→ Records excerpted from a collection:
*****
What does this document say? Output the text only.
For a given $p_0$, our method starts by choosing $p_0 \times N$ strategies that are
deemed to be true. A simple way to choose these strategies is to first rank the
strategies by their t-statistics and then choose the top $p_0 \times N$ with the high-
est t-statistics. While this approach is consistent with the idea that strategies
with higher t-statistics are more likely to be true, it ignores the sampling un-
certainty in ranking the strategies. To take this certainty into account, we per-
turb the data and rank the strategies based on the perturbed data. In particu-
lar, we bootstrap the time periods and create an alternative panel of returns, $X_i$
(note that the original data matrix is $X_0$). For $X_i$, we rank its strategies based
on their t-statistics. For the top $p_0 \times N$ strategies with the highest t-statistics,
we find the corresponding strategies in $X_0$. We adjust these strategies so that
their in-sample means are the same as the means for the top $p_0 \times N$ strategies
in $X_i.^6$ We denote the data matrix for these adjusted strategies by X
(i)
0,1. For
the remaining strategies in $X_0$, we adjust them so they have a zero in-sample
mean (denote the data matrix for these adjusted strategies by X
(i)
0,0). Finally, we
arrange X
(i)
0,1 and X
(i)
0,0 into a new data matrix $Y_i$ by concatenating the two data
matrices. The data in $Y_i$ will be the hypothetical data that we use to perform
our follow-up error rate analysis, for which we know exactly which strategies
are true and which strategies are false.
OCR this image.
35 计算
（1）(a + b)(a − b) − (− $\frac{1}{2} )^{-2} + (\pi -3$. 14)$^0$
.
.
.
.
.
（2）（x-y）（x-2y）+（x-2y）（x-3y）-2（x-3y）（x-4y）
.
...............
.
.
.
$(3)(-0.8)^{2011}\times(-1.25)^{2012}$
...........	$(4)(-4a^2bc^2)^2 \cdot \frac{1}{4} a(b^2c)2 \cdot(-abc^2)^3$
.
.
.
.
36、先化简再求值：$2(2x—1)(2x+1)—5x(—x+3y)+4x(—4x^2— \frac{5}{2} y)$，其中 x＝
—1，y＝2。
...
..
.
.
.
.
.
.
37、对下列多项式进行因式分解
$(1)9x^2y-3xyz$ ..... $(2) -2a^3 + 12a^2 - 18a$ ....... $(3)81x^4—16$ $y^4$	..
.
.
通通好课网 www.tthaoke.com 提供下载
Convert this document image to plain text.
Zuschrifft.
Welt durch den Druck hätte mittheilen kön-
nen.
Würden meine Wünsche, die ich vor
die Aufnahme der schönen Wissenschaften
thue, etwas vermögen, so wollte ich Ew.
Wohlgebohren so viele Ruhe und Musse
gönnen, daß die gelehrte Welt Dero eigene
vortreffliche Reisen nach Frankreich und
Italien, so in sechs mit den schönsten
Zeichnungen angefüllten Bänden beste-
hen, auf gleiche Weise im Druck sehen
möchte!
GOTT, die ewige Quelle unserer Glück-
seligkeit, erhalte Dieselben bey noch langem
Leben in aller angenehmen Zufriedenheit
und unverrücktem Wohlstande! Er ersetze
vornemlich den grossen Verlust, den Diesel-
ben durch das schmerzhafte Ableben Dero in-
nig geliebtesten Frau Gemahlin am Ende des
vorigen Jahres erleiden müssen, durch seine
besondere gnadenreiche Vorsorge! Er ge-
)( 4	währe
*****
→ What the exercise asks: Identify the lines in the entries above that contain "choose", then copy them out.

→ Finished answer:
deemed to be true. A simple way to choose these strategies is to first rank the
strategies by their t-statistics and then choose the top $p_0 \times N$ with the high-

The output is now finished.